## THE RECORDS

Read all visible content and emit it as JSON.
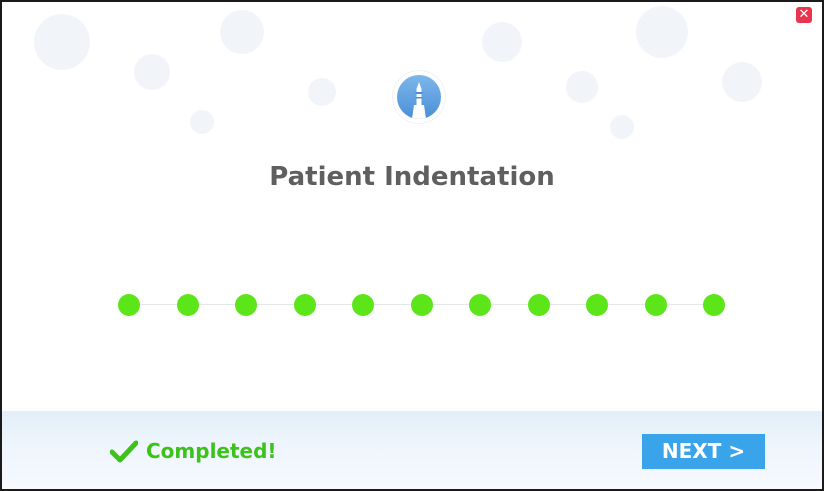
{
  "dialog": {
    "close_icon": "close-icon",
    "close_glyph": "✕",
    "logo_icon": "pen-tip-icon",
    "title": "Patient Indentation"
  },
  "progress": {
    "total_steps": 11,
    "completed_steps": 11,
    "dot_color": "#5ce61a"
  },
  "footer": {
    "status_icon": "checkmark-icon",
    "status_text": "Completed!",
    "next_label": "NEXT >"
  },
  "colors": {
    "close": "#e8344f",
    "accent": "#3aa4ea",
    "success": "#3cc21a",
    "title": "#5f5f5f"
  }
}
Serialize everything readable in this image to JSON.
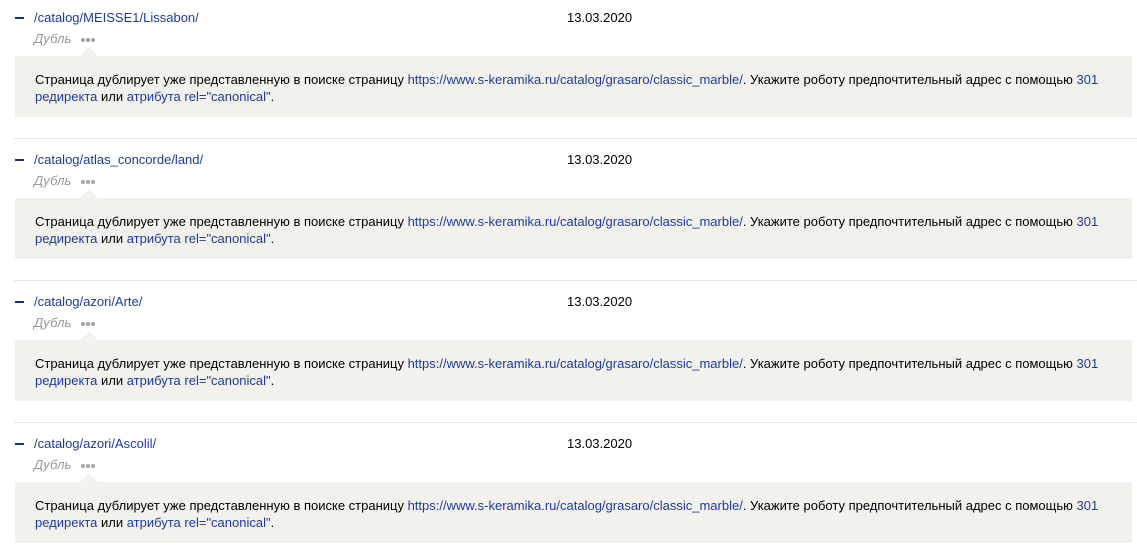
{
  "message": {
    "prefix": "Страница дублирует уже представленную в поиске страницу ",
    "canonical_url": "https://www.s-keramika.ru/catalog/grasaro/classic_marble/",
    "middle": ". Укажите роботу предпочтительный адрес с помощью ",
    "redirect_link": "301 редиректа",
    "or_text": " или ",
    "canonical_link": "атрибута rel=\"canonical\"",
    "suffix": "."
  },
  "entries": [
    {
      "url": "/catalog/MEISSE1/Lissabon/",
      "date": "13.03.2020",
      "status": "Дубль"
    },
    {
      "url": "/catalog/atlas_concorde/land/",
      "date": "13.03.2020",
      "status": "Дубль"
    },
    {
      "url": "/catalog/azori/Arte/",
      "date": "13.03.2020",
      "status": "Дубль"
    },
    {
      "url": "/catalog/azori/Ascolil/",
      "date": "13.03.2020",
      "status": "Дубль"
    }
  ]
}
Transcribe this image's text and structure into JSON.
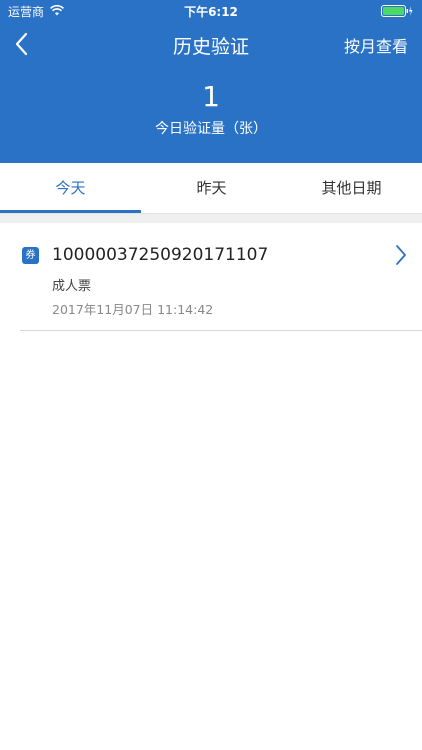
{
  "status_bar": {
    "carrier": "运营商",
    "time": "下午6:12",
    "icons": [
      "wifi-icon",
      "battery-icon"
    ]
  },
  "nav": {
    "title": "历史验证",
    "back_icon": "chevron-left-icon",
    "right_button": "按月查看"
  },
  "summary": {
    "count": "1",
    "label": "今日验证量（张）"
  },
  "tabs": [
    {
      "label": "今天",
      "active": true
    },
    {
      "label": "昨天",
      "active": false
    },
    {
      "label": "其他日期",
      "active": false
    }
  ],
  "records": [
    {
      "badge": "券",
      "number": "10000037250920171107",
      "type": "成人票",
      "time": "2017年11月07日  11:14:42"
    }
  ],
  "colors": {
    "primary": "#2a72c6",
    "background": "#ffffff",
    "separator": "#efefef"
  }
}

## WHAT YOU NEED TO DO
Pictures are to be left out; all else in the entries above is to be quoted exactly.

## RESPONSE TO THIS EXERCISE
Read all visible content and emit it as JSON.
{
  "dialog": {
    "close_icon": "close-icon",
    "close_glyph": "✕",
    "logo_icon": "pen-tip-icon",
    "title": "Patient Indentation"
  },
  "progress": {
    "total_steps": 11,
    "completed_steps": 11,
    "dot_color": "#5ce61a"
  },
  "footer": {
    "status_icon": "checkmark-icon",
    "status_text": "Completed!",
    "next_label": "NEXT >"
  },
  "colors": {
    "close": "#e8344f",
    "accent": "#3aa4ea",
    "success": "#3cc21a",
    "title": "#5f5f5f"
  }
}
Serialize everything readable in this image to JSON.
{
  "message": {
    "prefix": "Страница дублирует уже представленную в поиске страницу ",
    "canonical_url": "https://www.s-keramika.ru/catalog/grasaro/classic_marble/",
    "middle": ". Укажите роботу предпочтительный адрес с помощью ",
    "redirect_link": "301 редиректа",
    "or_text": " или ",
    "canonical_link": "атрибута rel=\"canonical\"",
    "suffix": "."
  },
  "entries": [
    {
      "url": "/catalog/MEISSE1/Lissabon/",
      "date": "13.03.2020",
      "status": "Дубль"
    },
    {
      "url": "/catalog/atlas_concorde/land/",
      "date": "13.03.2020",
      "status": "Дубль"
    },
    {
      "url": "/catalog/azori/Arte/",
      "date": "13.03.2020",
      "status": "Дубль"
    },
    {
      "url": "/catalog/azori/Ascolil/",
      "date": "13.03.2020",
      "status": "Дубль"
    }
  ]
}
Transcribe this image's text and structure into JSON.
{
  "status_bar": {
    "carrier": "运营商",
    "time": "下午6:12",
    "icons": [
      "wifi-icon",
      "battery-icon"
    ]
  },
  "nav": {
    "title": "历史验证",
    "back_icon": "chevron-left-icon",
    "right_button": "按月查看"
  },
  "summary": {
    "count": "1",
    "label": "今日验证量（张）"
  },
  "tabs": [
    {
      "label": "今天",
      "active": true
    },
    {
      "label": "昨天",
      "active": false
    },
    {
      "label": "其他日期",
      "active": false
    }
  ],
  "records": [
    {
      "badge": "券",
      "number": "10000037250920171107",
      "type": "成人票",
      "time": "2017年11月07日  11:14:42"
    }
  ],
  "colors": {
    "primary": "#2a72c6",
    "background": "#ffffff",
    "separator": "#efefef"
  }
}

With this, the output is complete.